WORK TO BE COMPLETED:
Quote the listing below in its entirety.

==*==

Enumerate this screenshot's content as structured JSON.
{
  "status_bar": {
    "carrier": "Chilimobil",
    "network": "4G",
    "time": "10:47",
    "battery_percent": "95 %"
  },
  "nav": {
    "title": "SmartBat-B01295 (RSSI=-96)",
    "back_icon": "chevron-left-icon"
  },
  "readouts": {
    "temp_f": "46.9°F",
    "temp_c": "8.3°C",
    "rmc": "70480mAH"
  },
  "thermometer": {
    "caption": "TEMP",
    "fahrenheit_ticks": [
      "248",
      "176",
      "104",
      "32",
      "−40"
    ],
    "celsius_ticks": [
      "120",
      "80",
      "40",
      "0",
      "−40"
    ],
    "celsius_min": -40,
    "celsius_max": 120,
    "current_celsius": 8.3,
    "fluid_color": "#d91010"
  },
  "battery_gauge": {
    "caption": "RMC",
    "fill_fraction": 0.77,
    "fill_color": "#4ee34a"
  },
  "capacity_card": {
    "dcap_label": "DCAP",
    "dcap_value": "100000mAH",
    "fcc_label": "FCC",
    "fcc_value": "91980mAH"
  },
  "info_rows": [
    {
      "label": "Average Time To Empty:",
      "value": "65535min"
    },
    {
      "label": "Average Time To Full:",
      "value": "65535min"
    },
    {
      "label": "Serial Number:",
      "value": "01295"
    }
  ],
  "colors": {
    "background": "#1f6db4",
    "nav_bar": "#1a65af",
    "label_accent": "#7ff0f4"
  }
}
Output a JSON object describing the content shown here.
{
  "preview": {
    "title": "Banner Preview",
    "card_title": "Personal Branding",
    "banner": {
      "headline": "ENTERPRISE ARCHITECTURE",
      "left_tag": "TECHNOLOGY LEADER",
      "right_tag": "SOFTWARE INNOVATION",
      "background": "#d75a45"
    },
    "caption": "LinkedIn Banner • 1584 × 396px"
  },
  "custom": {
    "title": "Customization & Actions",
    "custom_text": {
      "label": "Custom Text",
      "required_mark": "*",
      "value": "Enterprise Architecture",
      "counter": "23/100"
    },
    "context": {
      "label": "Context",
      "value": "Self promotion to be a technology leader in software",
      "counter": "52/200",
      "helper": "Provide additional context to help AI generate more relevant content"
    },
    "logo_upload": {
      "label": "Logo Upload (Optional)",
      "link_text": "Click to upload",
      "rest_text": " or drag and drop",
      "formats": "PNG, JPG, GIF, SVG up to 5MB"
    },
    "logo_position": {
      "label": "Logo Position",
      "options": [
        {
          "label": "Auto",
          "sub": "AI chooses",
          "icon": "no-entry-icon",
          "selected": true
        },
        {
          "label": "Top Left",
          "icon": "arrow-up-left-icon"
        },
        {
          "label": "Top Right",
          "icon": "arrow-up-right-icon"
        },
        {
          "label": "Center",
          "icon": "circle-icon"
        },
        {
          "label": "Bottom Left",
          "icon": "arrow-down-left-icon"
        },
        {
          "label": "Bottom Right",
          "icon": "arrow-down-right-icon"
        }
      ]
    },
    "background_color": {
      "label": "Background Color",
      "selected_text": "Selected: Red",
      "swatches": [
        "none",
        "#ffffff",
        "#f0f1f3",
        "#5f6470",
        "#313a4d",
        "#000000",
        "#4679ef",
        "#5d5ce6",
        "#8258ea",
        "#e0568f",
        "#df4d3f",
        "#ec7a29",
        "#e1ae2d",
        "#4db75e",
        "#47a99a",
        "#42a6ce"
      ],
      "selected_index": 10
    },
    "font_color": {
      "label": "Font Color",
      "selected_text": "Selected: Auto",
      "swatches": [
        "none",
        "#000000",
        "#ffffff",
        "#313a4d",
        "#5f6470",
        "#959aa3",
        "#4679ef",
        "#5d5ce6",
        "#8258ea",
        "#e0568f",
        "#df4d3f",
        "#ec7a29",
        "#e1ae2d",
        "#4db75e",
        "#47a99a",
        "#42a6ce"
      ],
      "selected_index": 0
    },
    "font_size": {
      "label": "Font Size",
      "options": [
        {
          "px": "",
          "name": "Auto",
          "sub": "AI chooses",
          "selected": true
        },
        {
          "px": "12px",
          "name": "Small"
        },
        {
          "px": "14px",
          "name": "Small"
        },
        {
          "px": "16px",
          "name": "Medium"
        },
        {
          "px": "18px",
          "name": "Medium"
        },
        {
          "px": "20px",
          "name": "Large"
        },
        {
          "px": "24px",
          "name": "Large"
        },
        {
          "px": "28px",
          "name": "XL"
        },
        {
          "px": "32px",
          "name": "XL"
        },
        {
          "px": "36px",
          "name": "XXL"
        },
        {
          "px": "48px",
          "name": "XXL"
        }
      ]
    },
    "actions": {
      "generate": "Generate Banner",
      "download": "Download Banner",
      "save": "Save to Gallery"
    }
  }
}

==*==

RIGHT ANSWER:
Enumerate this screenshot's content as structured JSON.
{
  "status_bar": {
    "carrier": "Chilimobil",
    "network": "4G",
    "time": "10:47",
    "battery_percent": "95 %"
  },
  "nav": {
    "title": "SmartBat-B01295 (RSSI=-96)",
    "back_icon": "chevron-left-icon"
  },
  "readouts": {
    "temp_f": "46.9°F",
    "temp_c": "8.3°C",
    "rmc": "70480mAH"
  },
  "thermometer": {
    "caption": "TEMP",
    "fahrenheit_ticks": [
      "248",
      "176",
      "104",
      "32",
      "−40"
    ],
    "celsius_ticks": [
      "120",
      "80",
      "40",
      "0",
      "−40"
    ],
    "celsius_min": -40,
    "celsius_max": 120,
    "current_celsius": 8.3,
    "fluid_color": "#d91010"
  },
  "battery_gauge": {
    "caption": "RMC",
    "fill_fraction": 0.77,
    "fill_color": "#4ee34a"
  },
  "capacity_card": {
    "dcap_label": "DCAP",
    "dcap_value": "100000mAH",
    "fcc_label": "FCC",
    "fcc_value": "91980mAH"
  },
  "info_rows": [
    {
      "label": "Average Time To Empty:",
      "value": "65535min"
    },
    {
      "label": "Average Time To Full:",
      "value": "65535min"
    },
    {
      "label": "Serial Number:",
      "value": "01295"
    }
  ],
  "colors": {
    "background": "#1f6db4",
    "nav_bar": "#1a65af",
    "label_accent": "#7ff0f4"
  }
}
Output a JSON object describing the content shown here.
{
  "preview": {
    "title": "Banner Preview",
    "card_title": "Personal Branding",
    "banner": {
      "headline": "ENTERPRISE ARCHITECTURE",
      "left_tag": "TECHNOLOGY LEADER",
      "right_tag": "SOFTWARE INNOVATION",
      "background": "#d75a45"
    },
    "caption": "LinkedIn Banner • 1584 × 396px"
  },
  "custom": {
    "title": "Customization & Actions",
    "custom_text": {
      "label": "Custom Text",
      "required_mark": "*",
      "value": "Enterprise Architecture",
      "counter": "23/100"
    },
    "context": {
      "label": "Context",
      "value": "Self promotion to be a technology leader in software",
      "counter": "52/200",
      "helper": "Provide additional context to help AI generate more relevant content"
    },
    "logo_upload": {
      "label": "Logo Upload (Optional)",
      "link_text": "Click to upload",
      "rest_text": " or drag and drop",
      "formats": "PNG, JPG, GIF, SVG up to 5MB"
    },
    "logo_position": {
      "label": "Logo Position",
      "options": [
        {
          "label": "Auto",
          "sub": "AI chooses",
          "icon": "no-entry-icon",
          "selected": true
        },
        {
          "label": "Top Left",
          "icon": "arrow-up-left-icon"
        },
        {
          "label": "Top Right",
          "icon": "arrow-up-right-icon"
        },
        {
          "label": "Center",
          "icon": "circle-icon"
        },
        {
          "label": "Bottom Left",
          "icon": "arrow-down-left-icon"
        },
        {
          "label": "Bottom Right",
          "icon": "arrow-down-right-icon"
        }
      ]
    },
    "background_color": {
      "label": "Background Color",
      "selected_text": "Selected: Red",
      "swatches": [
        "none",
        "#ffffff",
        "#f0f1f3",
        "#5f6470",
        "#313a4d",
        "#000000",
        "#4679ef",
        "#5d5ce6",
        "#8258ea",
        "#e0568f",
        "#df4d3f",
        "#ec7a29",
        "#e1ae2d",
        "#4db75e",
        "#47a99a",
        "#42a6ce"
      ],
      "selected_index": 10
    },
    "font_color": {
      "label": "Font Color",
      "selected_text": "Selected: Auto",
      "swatches": [
        "none",
        "#000000",
        "#ffffff",
        "#313a4d",
        "#5f6470",
        "#959aa3",
        "#4679ef",
        "#5d5ce6",
        "#8258ea",
        "#e0568f",
        "#df4d3f",
        "#ec7a29",
        "#e1ae2d",
        "#4db75e",
        "#47a99a",
        "#42a6ce"
      ],
      "selected_index": 0
    },
    "font_size": {
      "label": "Font Size",
      "options": [
        {
          "px": "",
          "name": "Auto",
          "sub": "AI chooses",
          "selected": true
        },
        {
          "px": "12px",
          "name": "Small"
        },
        {
          "px": "14px",
          "name": "Small"
        },
        {
          "px": "16px",
          "name": "Medium"
        },
        {
          "px": "18px",
          "name": "Medium"
        },
        {
          "px": "20px",
          "name": "Large"
        },
        {
          "px": "24px",
          "name": "Large"
        },
        {
          "px": "28px",
          "name": "XL"
        },
        {
          "px": "32px",
          "name": "XL"
        },
        {
          "px": "36px",
          "name": "XXL"
        },
        {
          "px": "48px",
          "name": "XXL"
        }
      ]
    },
    "actions": {
      "generate": "Generate Banner",
      "download": "Download Banner",
      "save": "Save to Gallery"
    }
  }
}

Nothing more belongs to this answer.